THE EXERCISE:
Find every line with the word "products". Copy those lines.

DATA SECTION:
··········

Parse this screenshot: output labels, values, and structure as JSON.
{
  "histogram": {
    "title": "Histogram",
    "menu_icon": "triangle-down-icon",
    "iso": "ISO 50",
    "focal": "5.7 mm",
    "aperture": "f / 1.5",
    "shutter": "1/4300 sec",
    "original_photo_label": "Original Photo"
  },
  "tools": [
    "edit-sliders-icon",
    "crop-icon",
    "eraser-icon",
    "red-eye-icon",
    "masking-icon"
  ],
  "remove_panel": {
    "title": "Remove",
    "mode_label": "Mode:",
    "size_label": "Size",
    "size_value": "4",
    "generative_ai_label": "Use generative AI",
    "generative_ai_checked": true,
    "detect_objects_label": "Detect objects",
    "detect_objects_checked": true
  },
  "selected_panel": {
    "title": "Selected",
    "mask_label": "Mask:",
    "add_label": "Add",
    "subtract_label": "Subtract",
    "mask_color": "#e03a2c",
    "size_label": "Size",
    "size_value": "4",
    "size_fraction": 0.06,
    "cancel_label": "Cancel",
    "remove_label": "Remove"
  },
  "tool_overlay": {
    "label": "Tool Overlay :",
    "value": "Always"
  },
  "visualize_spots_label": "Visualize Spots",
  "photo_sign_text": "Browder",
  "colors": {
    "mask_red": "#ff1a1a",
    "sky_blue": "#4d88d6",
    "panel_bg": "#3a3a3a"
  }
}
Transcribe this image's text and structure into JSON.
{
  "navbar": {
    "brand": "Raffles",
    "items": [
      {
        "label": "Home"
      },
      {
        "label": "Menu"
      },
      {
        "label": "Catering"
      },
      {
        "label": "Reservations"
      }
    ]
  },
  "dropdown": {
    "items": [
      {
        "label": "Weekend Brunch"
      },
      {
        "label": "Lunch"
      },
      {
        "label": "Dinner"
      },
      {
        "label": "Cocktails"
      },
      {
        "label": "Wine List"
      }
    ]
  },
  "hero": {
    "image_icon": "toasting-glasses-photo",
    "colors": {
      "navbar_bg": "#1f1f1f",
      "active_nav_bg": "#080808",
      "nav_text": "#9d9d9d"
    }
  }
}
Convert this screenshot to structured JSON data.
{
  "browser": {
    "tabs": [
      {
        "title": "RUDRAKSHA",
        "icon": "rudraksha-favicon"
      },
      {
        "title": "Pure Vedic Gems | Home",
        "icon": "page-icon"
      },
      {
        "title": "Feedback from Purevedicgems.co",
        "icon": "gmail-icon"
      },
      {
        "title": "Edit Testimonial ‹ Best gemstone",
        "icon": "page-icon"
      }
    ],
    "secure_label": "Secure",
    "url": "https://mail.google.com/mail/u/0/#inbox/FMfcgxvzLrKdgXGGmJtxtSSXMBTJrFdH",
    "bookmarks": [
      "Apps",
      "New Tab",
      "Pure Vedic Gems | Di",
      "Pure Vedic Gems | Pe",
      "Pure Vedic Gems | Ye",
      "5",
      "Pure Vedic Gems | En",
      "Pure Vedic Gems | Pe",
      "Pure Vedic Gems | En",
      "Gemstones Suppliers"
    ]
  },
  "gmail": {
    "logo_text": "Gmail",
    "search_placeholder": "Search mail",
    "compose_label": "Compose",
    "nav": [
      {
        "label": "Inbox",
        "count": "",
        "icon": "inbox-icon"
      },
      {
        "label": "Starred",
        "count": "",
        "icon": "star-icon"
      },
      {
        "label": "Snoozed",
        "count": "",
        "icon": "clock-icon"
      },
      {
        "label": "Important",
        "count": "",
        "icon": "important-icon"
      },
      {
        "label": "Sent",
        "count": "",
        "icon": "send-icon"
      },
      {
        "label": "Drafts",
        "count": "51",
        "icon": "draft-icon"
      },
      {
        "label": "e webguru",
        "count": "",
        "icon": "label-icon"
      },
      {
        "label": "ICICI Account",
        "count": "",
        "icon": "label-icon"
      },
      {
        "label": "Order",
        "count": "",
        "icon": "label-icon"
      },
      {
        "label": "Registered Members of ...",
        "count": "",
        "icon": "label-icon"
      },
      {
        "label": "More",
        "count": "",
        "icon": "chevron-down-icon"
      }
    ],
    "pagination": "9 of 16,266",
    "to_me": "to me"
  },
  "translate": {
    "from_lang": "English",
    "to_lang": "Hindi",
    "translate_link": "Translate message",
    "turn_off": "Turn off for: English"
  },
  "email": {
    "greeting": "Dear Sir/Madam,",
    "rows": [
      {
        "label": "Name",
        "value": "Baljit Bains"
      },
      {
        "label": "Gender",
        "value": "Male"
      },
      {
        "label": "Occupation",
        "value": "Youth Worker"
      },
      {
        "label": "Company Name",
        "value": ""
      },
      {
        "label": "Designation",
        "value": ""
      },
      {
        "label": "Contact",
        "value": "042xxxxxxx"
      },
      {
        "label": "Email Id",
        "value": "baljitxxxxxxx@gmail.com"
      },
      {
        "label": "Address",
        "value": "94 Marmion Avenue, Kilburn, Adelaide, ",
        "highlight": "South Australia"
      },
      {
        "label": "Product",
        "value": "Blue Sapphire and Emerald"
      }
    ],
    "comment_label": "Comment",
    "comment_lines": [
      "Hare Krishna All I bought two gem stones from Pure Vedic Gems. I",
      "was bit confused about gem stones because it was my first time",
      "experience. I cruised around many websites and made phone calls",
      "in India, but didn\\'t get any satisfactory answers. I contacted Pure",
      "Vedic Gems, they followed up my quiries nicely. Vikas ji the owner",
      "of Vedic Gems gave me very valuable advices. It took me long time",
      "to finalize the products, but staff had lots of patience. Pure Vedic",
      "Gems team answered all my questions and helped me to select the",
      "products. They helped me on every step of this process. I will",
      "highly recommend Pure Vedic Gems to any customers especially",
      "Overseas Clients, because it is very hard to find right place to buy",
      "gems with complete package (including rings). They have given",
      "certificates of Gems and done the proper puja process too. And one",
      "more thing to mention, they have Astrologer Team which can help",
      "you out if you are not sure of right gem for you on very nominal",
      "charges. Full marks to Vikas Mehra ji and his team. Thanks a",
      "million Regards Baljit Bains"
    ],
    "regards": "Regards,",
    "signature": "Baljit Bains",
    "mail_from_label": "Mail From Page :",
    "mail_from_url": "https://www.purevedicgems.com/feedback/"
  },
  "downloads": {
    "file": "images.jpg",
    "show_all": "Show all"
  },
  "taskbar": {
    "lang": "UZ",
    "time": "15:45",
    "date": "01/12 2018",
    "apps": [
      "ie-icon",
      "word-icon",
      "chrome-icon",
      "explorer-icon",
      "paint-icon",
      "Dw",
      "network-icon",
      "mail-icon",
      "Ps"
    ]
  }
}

··········

WRITTEN RESPONSE:
      "to finalize the products, but staff had lots of patience. Pure Vedic",
      "products. They helped me on every step of this process. I will",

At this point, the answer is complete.